Are you able to quote each entry exactly as written?

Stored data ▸
######
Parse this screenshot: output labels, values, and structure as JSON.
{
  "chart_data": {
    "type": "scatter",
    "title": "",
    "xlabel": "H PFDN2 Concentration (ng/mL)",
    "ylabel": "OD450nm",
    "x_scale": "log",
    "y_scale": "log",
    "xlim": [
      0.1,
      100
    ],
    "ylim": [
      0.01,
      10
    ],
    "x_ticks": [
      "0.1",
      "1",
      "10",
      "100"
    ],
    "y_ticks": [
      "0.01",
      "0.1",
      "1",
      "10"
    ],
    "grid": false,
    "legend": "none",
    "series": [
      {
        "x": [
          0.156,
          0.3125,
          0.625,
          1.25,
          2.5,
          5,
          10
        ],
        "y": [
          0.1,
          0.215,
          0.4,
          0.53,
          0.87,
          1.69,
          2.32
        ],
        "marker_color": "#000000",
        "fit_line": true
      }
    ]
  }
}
######
REPLY TO THE TASK ▸
Parse this screenshot: output labels, values, and structure as JSON.
{
  "chart_data": {
    "type": "scatter",
    "title": "",
    "xlabel": "H PFDN2 Concentration (ng/mL)",
    "ylabel": "OD450nm",
    "x_scale": "log",
    "y_scale": "log",
    "xlim": [
      0.1,
      100
    ],
    "ylim": [
      0.01,
      10
    ],
    "x_ticks": [
      "0.1",
      "1",
      "10",
      "100"
    ],
    "y_ticks": [
      "0.01",
      "0.1",
      "1",
      "10"
    ],
    "grid": false,
    "legend": "none",
    "series": [
      {
        "x": [
          0.156,
          0.3125,
          0.625,
          1.25,
          2.5,
          5,
          10
        ],
        "y": [
          0.1,
          0.215,
          0.4,
          0.53,
          0.87,
          1.69,
          2.32
        ],
        "marker_color": "#000000",
        "fit_line": true
      }
    ]
  }
}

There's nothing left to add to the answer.